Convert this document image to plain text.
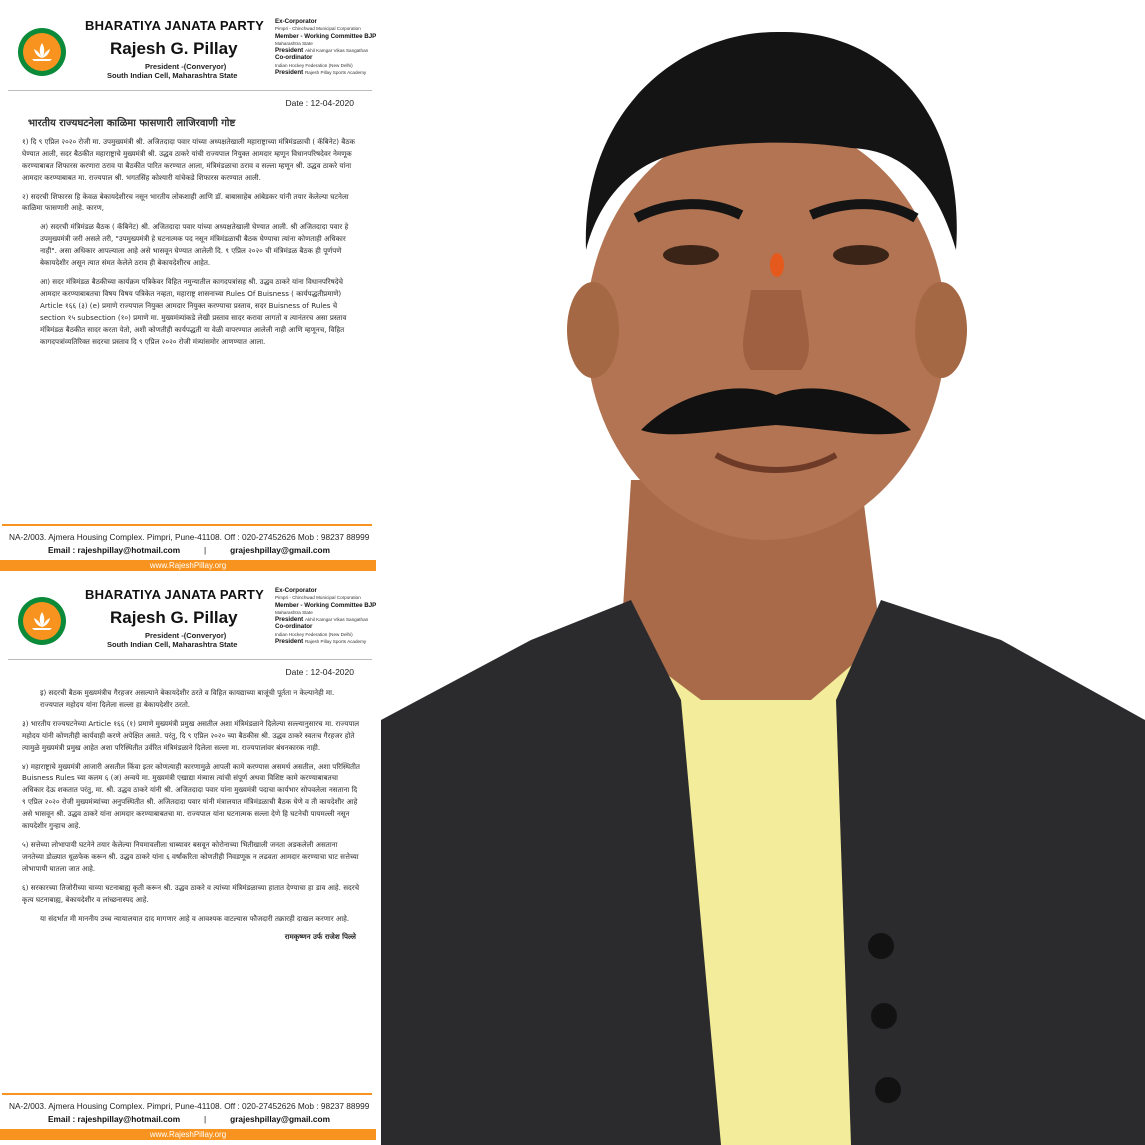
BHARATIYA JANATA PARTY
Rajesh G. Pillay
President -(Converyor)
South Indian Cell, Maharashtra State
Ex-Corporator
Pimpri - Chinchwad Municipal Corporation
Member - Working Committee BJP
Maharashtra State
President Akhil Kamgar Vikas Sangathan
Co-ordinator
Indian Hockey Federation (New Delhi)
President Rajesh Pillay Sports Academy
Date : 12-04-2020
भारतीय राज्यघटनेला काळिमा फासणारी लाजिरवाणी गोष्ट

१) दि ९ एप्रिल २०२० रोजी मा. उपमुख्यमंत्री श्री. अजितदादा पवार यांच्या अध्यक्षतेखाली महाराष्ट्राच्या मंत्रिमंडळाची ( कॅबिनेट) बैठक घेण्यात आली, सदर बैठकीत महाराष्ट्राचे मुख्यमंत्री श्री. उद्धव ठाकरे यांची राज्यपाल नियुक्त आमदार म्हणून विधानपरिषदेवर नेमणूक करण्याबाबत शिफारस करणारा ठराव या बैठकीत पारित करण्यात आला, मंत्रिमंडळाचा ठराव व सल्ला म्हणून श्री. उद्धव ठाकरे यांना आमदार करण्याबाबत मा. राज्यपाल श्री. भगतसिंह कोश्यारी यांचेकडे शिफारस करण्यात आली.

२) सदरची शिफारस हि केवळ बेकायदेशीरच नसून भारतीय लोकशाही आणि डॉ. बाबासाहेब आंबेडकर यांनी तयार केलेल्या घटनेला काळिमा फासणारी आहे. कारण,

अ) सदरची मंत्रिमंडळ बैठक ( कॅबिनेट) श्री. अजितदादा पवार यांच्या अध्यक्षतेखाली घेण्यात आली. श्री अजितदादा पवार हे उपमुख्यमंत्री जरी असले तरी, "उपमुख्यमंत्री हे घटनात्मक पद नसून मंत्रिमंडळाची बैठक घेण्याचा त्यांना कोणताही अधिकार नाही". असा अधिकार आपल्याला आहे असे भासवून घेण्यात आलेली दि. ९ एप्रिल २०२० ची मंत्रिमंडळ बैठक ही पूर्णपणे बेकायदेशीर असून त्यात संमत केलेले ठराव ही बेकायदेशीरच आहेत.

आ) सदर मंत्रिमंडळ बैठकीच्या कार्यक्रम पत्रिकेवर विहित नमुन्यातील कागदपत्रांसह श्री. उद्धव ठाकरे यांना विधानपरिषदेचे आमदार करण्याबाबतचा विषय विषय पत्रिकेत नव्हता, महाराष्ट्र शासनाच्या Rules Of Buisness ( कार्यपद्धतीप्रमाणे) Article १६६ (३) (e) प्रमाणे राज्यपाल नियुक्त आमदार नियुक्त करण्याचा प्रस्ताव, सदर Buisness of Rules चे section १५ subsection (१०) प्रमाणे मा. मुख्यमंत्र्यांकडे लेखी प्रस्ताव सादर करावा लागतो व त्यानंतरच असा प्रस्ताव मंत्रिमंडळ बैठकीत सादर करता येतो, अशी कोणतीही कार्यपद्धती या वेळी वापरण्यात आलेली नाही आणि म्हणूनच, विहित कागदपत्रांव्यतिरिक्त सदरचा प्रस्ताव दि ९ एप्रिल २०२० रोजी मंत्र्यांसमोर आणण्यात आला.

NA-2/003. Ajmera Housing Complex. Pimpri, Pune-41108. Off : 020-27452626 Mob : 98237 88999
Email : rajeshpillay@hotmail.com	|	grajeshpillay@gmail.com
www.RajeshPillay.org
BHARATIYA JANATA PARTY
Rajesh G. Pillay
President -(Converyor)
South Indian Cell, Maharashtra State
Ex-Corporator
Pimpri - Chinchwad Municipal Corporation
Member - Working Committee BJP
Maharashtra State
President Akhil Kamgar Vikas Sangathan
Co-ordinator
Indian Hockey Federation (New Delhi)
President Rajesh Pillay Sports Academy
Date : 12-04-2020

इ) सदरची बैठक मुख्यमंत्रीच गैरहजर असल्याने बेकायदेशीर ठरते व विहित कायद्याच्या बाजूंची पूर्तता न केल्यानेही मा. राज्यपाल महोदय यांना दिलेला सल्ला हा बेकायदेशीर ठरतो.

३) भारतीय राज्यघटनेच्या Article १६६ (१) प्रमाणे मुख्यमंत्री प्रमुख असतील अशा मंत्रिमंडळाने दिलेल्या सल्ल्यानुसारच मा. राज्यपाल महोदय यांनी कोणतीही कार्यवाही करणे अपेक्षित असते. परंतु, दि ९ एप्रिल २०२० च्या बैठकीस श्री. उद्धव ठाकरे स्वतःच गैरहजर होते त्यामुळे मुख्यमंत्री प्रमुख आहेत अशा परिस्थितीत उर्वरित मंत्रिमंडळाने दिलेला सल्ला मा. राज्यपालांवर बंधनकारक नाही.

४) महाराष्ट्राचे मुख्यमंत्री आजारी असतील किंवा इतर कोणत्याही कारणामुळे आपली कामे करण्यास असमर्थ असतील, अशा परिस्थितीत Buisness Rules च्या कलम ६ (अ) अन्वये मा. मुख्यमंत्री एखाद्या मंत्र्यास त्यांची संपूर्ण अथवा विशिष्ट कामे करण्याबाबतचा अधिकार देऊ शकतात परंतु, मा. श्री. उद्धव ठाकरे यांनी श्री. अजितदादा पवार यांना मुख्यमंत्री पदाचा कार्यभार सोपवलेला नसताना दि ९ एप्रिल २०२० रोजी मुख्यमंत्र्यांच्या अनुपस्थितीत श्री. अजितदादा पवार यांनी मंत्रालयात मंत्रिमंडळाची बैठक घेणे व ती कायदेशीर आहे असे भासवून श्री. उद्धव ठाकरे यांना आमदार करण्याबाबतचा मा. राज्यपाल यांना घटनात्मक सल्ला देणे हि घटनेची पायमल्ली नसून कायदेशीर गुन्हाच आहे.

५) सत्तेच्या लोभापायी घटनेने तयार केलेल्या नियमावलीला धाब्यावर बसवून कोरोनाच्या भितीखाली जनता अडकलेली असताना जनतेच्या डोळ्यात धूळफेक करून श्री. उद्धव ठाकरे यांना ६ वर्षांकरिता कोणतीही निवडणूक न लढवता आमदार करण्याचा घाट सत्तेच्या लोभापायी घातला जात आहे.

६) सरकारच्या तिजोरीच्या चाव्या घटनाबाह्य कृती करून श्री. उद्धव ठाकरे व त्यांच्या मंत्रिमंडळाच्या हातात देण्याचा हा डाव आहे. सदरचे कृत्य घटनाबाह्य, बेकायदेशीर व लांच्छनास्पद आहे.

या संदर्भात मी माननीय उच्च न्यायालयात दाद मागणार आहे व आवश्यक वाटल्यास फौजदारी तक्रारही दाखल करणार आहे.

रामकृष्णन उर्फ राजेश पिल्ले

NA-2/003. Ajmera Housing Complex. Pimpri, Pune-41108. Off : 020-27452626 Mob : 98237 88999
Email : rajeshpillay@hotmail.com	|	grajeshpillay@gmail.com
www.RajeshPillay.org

————————

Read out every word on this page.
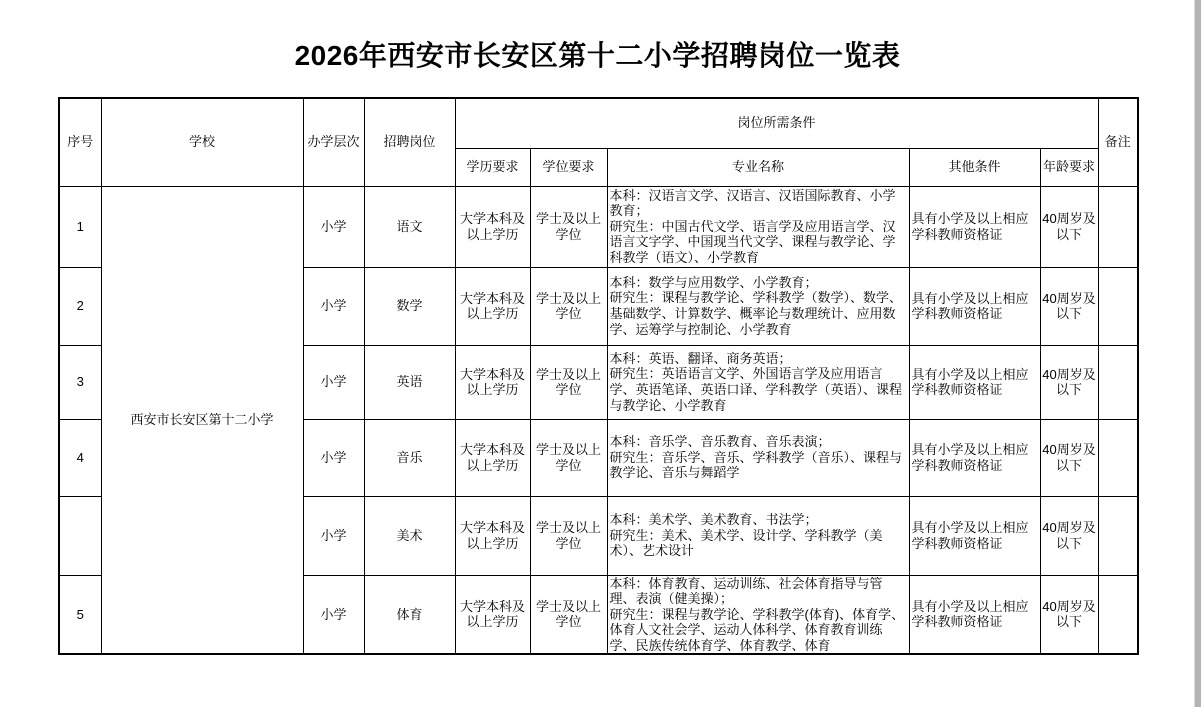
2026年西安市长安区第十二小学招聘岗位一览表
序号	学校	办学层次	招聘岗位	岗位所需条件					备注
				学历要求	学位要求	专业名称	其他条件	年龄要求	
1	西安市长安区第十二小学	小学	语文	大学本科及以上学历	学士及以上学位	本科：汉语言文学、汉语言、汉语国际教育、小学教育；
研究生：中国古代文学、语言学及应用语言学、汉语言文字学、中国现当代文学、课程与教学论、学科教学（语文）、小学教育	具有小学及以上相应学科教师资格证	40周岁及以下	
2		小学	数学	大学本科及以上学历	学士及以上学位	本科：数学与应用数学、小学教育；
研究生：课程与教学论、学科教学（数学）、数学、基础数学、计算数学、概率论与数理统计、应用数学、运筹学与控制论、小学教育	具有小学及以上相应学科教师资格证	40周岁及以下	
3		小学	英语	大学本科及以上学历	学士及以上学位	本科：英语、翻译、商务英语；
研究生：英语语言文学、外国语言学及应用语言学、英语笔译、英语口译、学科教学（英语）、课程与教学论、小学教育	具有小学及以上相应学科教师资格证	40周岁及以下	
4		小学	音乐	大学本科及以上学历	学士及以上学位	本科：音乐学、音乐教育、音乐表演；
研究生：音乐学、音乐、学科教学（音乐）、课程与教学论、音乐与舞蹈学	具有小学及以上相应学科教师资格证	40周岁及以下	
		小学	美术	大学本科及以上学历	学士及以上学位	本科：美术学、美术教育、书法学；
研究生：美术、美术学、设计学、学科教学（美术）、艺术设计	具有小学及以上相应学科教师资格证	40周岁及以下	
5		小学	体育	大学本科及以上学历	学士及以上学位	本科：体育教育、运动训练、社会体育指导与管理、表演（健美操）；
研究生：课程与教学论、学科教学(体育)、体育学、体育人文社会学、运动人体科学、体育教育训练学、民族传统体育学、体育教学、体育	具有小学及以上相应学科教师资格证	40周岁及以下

————————

**Exercise goal**
In the lines above, find each one with "यघटन" and list it.

**Response**
भारतीय राज्यघटनेला काळिमा फासणारी लाजिरवाणी गोष्ट
३) भारतीय राज्यघटनेच्या Article १६६ (१) प्रमाणे मुख्यमंत्री प्रमुख असतील अशा मंत्रिमंडळाने दिलेल्या सल्ल्यानुसारच मा. राज्यपाल महोदय यांनी कोणतीही कार्यवाही करणे अपेक्षित असते. परंतु, दि ९ एप्रिल २०२० च्या बैठकीस श्री. उद्धव ठाकरे स्वतःच गैरहजर होते त्यामुळे मुख्यमंत्री प्रमुख आहेत अशा परिस्थितीत उर्वरित मंत्रिमंडळाने दिलेला सल्ला मा. राज्यपालांवर बंधनकारक नाही.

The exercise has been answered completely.